* _WHAT IS EXPECTED_
Write out the records below once more, exactly as they stand.

(Stored items)
********************
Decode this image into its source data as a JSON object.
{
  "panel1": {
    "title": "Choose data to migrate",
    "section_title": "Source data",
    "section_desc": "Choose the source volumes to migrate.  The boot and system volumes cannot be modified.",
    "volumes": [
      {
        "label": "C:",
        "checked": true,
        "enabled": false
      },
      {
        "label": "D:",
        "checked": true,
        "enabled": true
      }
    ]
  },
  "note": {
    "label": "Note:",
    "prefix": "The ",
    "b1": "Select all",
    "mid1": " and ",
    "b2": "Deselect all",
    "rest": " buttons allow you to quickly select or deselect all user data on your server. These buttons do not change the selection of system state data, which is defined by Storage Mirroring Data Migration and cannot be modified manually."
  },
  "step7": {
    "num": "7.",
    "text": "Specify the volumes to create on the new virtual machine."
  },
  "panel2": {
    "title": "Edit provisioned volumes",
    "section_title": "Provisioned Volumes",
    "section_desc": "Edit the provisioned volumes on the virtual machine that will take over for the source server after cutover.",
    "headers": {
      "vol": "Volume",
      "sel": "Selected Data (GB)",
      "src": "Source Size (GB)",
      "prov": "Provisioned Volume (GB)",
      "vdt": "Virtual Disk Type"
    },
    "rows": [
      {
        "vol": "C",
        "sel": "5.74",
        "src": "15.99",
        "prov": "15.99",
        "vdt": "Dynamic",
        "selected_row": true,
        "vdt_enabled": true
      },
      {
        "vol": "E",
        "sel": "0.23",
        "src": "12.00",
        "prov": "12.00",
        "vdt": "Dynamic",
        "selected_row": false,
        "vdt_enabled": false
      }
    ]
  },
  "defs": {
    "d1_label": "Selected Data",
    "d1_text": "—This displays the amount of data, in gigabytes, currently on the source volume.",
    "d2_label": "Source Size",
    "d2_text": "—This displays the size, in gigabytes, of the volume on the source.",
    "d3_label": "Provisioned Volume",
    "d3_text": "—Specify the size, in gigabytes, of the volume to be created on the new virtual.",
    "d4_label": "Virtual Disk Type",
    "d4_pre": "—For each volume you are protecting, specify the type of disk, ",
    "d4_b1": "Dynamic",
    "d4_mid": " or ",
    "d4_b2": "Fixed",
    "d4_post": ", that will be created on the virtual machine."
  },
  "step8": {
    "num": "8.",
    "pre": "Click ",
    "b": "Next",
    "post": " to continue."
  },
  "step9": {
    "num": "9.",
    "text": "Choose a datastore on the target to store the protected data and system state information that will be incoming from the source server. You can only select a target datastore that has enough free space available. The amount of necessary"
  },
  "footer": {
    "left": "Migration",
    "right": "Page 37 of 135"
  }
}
********************
* _RESULT FOR THIS EXERCISE_
Decode this image into its source data as a JSON object.
{
  "panel1": {
    "title": "Choose data to migrate",
    "section_title": "Source data",
    "section_desc": "Choose the source volumes to migrate.  The boot and system volumes cannot be modified.",
    "volumes": [
      {
        "label": "C:",
        "checked": true,
        "enabled": false
      },
      {
        "label": "D:",
        "checked": true,
        "enabled": true
      }
    ]
  },
  "note": {
    "label": "Note:",
    "prefix": "The ",
    "b1": "Select all",
    "mid1": " and ",
    "b2": "Deselect all",
    "rest": " buttons allow you to quickly select or deselect all user data on your server. These buttons do not change the selection of system state data, which is defined by Storage Mirroring Data Migration and cannot be modified manually."
  },
  "step7": {
    "num": "7.",
    "text": "Specify the volumes to create on the new virtual machine."
  },
  "panel2": {
    "title": "Edit provisioned volumes",
    "section_title": "Provisioned Volumes",
    "section_desc": "Edit the provisioned volumes on the virtual machine that will take over for the source server after cutover.",
    "headers": {
      "vol": "Volume",
      "sel": "Selected Data (GB)",
      "src": "Source Size (GB)",
      "prov": "Provisioned Volume (GB)",
      "vdt": "Virtual Disk Type"
    },
    "rows": [
      {
        "vol": "C",
        "sel": "5.74",
        "src": "15.99",
        "prov": "15.99",
        "vdt": "Dynamic",
        "selected_row": true,
        "vdt_enabled": true
      },
      {
        "vol": "E",
        "sel": "0.23",
        "src": "12.00",
        "prov": "12.00",
        "vdt": "Dynamic",
        "selected_row": false,
        "vdt_enabled": false
      }
    ]
  },
  "defs": {
    "d1_label": "Selected Data",
    "d1_text": "—This displays the amount of data, in gigabytes, currently on the source volume.",
    "d2_label": "Source Size",
    "d2_text": "—This displays the size, in gigabytes, of the volume on the source.",
    "d3_label": "Provisioned Volume",
    "d3_text": "—Specify the size, in gigabytes, of the volume to be created on the new virtual.",
    "d4_label": "Virtual Disk Type",
    "d4_pre": "—For each volume you are protecting, specify the type of disk, ",
    "d4_b1": "Dynamic",
    "d4_mid": " or ",
    "d4_b2": "Fixed",
    "d4_post": ", that will be created on the virtual machine."
  },
  "step8": {
    "num": "8.",
    "pre": "Click ",
    "b": "Next",
    "post": " to continue."
  },
  "step9": {
    "num": "9.",
    "text": "Choose a datastore on the target to store the protected data and system state information that will be incoming from the source server. You can only select a target datastore that has enough free space available. The amount of necessary"
  },
  "footer": {
    "left": "Migration",
    "right": "Page 37 of 135"
  }
}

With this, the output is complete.